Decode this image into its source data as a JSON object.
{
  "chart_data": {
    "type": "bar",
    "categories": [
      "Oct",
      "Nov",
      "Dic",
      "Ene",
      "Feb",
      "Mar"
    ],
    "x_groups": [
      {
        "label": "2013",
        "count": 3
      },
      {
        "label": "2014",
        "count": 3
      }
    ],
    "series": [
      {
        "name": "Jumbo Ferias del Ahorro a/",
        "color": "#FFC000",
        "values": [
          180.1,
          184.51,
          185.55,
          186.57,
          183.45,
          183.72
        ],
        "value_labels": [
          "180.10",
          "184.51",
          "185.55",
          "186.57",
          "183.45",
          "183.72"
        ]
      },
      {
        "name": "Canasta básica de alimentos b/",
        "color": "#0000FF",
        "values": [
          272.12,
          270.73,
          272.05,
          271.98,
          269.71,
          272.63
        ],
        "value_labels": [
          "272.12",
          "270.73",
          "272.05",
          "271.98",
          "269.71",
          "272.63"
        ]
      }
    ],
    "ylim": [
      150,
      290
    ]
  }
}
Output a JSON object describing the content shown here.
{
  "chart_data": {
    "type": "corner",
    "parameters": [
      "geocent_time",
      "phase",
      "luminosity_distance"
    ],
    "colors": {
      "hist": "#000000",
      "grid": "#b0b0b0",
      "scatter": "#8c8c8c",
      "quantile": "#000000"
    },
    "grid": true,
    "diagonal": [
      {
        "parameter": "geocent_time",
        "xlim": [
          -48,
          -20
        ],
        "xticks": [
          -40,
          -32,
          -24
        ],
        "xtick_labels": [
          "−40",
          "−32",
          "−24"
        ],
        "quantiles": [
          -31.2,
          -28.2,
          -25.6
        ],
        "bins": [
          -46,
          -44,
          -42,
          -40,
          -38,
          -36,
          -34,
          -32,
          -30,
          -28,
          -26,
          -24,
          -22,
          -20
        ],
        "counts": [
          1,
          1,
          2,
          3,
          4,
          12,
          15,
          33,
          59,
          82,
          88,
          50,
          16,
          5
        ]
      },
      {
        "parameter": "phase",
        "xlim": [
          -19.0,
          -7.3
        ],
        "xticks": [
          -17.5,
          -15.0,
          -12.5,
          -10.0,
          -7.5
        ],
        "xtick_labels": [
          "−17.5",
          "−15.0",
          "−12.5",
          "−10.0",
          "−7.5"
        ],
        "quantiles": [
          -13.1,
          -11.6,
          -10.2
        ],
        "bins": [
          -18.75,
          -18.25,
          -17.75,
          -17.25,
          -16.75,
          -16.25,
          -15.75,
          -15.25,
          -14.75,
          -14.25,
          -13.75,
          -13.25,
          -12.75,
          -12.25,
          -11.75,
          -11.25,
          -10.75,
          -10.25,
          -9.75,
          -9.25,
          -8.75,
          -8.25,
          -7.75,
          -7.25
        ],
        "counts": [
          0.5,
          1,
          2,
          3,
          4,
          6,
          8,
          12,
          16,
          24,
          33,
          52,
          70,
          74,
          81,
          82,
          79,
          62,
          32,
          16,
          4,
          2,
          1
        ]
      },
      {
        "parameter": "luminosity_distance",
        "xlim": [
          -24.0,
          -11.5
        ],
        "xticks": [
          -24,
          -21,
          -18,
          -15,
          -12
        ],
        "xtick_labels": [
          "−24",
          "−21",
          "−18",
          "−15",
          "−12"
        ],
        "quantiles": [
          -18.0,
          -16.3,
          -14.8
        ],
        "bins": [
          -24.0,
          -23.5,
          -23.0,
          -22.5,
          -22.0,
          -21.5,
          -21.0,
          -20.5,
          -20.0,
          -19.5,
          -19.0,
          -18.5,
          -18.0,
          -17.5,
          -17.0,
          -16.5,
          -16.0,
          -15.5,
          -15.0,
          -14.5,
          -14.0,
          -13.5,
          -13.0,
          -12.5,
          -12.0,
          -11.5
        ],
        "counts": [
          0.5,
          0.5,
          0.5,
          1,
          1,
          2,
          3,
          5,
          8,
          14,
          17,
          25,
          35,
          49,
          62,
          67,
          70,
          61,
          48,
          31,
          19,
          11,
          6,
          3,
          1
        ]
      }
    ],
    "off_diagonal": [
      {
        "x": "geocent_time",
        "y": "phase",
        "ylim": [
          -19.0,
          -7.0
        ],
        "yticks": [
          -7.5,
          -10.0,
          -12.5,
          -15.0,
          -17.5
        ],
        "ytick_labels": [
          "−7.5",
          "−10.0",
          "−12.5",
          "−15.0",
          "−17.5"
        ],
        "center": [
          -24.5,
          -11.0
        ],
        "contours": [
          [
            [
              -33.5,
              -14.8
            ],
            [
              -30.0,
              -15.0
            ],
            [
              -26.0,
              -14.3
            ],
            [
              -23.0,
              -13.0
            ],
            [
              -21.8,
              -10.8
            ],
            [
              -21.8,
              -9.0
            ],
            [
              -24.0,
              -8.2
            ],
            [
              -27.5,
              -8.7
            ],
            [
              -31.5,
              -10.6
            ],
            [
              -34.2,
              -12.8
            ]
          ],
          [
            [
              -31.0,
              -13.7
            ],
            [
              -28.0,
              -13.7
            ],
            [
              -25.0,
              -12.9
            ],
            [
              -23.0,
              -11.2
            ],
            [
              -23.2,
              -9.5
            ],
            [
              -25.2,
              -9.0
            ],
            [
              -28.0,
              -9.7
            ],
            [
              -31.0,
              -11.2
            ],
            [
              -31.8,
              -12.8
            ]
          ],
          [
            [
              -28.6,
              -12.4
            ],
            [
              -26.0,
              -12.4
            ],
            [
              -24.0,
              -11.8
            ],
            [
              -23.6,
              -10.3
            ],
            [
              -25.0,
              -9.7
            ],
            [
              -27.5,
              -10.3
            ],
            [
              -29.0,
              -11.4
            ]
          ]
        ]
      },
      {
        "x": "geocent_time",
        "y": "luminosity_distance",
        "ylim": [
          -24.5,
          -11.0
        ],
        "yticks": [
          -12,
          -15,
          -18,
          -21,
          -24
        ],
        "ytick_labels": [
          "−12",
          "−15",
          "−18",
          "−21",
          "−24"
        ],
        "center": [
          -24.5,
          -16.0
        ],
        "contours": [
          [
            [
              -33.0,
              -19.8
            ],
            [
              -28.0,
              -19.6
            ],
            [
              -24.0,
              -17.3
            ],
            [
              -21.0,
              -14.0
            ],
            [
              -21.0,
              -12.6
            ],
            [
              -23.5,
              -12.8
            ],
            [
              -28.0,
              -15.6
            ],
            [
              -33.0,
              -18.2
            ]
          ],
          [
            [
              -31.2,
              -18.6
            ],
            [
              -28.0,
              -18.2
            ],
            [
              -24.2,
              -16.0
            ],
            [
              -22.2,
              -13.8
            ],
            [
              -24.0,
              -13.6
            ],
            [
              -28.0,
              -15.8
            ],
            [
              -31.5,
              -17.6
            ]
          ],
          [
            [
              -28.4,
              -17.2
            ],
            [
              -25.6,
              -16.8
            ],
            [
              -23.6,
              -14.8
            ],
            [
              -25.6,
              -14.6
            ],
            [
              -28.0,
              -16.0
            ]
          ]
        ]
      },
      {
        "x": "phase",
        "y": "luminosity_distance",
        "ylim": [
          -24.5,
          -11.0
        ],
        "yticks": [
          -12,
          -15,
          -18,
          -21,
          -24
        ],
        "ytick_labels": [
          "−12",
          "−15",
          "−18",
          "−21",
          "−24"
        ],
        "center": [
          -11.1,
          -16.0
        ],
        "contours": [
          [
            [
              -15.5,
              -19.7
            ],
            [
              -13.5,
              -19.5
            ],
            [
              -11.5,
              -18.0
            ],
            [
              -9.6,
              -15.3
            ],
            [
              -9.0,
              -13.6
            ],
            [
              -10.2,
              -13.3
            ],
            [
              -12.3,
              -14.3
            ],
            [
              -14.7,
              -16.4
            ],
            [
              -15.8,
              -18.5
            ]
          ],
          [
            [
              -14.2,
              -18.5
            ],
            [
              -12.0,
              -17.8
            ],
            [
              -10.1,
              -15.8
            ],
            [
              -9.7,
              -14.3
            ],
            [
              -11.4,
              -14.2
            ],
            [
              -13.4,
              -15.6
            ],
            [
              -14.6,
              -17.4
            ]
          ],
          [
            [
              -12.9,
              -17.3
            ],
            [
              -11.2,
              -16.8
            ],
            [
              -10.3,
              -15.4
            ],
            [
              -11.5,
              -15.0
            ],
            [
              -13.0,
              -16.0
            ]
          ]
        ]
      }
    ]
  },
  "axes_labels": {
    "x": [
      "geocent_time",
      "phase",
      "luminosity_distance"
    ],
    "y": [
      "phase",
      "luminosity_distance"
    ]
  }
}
•••
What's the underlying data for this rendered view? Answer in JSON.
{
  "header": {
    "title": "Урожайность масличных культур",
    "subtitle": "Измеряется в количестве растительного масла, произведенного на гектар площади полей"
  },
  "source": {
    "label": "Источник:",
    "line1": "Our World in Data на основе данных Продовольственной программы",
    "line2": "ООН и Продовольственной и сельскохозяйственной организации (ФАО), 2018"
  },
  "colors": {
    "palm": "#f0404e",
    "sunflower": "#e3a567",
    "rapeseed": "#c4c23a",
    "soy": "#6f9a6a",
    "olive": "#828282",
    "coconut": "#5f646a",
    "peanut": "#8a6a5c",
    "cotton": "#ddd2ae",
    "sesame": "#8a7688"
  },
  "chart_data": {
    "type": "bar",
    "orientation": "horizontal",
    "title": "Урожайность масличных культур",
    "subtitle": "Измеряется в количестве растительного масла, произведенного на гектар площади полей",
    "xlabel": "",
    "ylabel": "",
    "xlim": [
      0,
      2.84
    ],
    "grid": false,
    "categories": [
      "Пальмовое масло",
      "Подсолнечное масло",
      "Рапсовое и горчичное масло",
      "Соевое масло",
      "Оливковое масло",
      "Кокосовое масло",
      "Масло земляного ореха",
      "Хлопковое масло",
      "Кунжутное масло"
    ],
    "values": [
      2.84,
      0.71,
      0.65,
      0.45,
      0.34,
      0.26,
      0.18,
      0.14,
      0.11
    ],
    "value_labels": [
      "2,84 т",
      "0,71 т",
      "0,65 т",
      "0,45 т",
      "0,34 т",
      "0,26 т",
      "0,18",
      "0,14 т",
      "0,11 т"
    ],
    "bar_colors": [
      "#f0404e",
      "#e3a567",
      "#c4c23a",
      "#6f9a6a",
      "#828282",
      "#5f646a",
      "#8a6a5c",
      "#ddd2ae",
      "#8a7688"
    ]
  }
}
•••
■ Task statement: Pull out each line of the records holding the string "произведенного".

■ Answer to the exercise:
    "subtitle": "Измеряется в количестве растительного масла, произведенного на гектар площади полей"
    "subtitle": "Измеряется в количестве растительного масла, произведенного на гектар площади полей",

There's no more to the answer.